Your objective
The records should be written out in full, with nothing altered.
● ● ● ●
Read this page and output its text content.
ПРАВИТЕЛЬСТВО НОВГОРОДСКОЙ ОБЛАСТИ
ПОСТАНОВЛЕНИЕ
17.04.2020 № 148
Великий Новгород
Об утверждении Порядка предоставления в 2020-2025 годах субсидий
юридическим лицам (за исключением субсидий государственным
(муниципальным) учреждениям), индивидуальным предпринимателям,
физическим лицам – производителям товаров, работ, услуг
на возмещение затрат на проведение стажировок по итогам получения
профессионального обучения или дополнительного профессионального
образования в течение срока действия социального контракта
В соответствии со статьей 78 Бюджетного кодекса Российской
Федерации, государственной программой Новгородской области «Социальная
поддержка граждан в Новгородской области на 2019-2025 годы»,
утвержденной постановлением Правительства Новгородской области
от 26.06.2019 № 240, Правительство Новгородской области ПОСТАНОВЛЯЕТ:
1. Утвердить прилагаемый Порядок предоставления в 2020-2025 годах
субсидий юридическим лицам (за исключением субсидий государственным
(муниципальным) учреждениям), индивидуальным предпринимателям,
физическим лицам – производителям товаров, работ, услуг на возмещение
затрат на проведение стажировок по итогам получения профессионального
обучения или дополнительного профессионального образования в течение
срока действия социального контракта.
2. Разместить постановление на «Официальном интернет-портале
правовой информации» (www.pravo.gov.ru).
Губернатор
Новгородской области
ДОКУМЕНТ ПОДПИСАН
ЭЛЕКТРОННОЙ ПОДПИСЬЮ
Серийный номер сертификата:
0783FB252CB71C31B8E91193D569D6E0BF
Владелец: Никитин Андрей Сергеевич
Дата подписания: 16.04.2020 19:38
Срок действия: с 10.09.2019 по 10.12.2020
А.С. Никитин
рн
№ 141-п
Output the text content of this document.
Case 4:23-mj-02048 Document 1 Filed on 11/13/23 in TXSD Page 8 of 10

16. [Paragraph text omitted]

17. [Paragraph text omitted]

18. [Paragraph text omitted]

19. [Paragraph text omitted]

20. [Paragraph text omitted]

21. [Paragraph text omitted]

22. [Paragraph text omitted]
● ● ● ●
Complete response
Read this page and output its text content.
ПРАВИТЕЛЬСТВО НОВГОРОДСКОЙ ОБЛАСТИ
ПОСТАНОВЛЕНИЕ
17.04.2020 № 148
Великий Новгород
Об утверждении Порядка предоставления в 2020-2025 годах субсидий
юридическим лицам (за исключением субсидий государственным
(муниципальным) учреждениям), индивидуальным предпринимателям,
физическим лицам – производителям товаров, работ, услуг
на возмещение затрат на проведение стажировок по итогам получения
профессионального обучения или дополнительного профессионального
образования в течение срока действия социального контракта
В соответствии со статьей 78 Бюджетного кодекса Российской
Федерации, государственной программой Новгородской области «Социальная
поддержка граждан в Новгородской области на 2019-2025 годы»,
утвержденной постановлением Правительства Новгородской области
от 26.06.2019 № 240, Правительство Новгородской области ПОСТАНОВЛЯЕТ:
1. Утвердить прилагаемый Порядок предоставления в 2020-2025 годах
субсидий юридическим лицам (за исключением субсидий государственным
(муниципальным) учреждениям), индивидуальным предпринимателям,
физическим лицам – производителям товаров, работ, услуг на возмещение
затрат на проведение стажировок по итогам получения профессионального
обучения или дополнительного профессионального образования в течение
срока действия социального контракта.
2. Разместить постановление на «Официальном интернет-портале
правовой информации» (www.pravo.gov.ru).
Губернатор
Новгородской области
ДОКУМЕНТ ПОДПИСАН
ЭЛЕКТРОННОЙ ПОДПИСЬЮ
Серийный номер сертификата:
0783FB252CB71C31B8E91193D569D6E0BF
Владелец: Никитин Андрей Сергеевич
Дата подписания: 16.04.2020 19:38
Срок действия: с 10.09.2019 по 10.12.2020
А.С. Никитин
рн
№ 141-п
Output the text content of this document.
Case 4:23-mj-02048 Document 1 Filed on 11/13/23 in TXSD Page 8 of 10

16. [Paragraph text omitted]

17. [Paragraph text omitted]

18. [Paragraph text omitted]

19. [Paragraph text omitted]

20. [Paragraph text omitted]

21. [Paragraph text omitted]

22. [Paragraph text omitted]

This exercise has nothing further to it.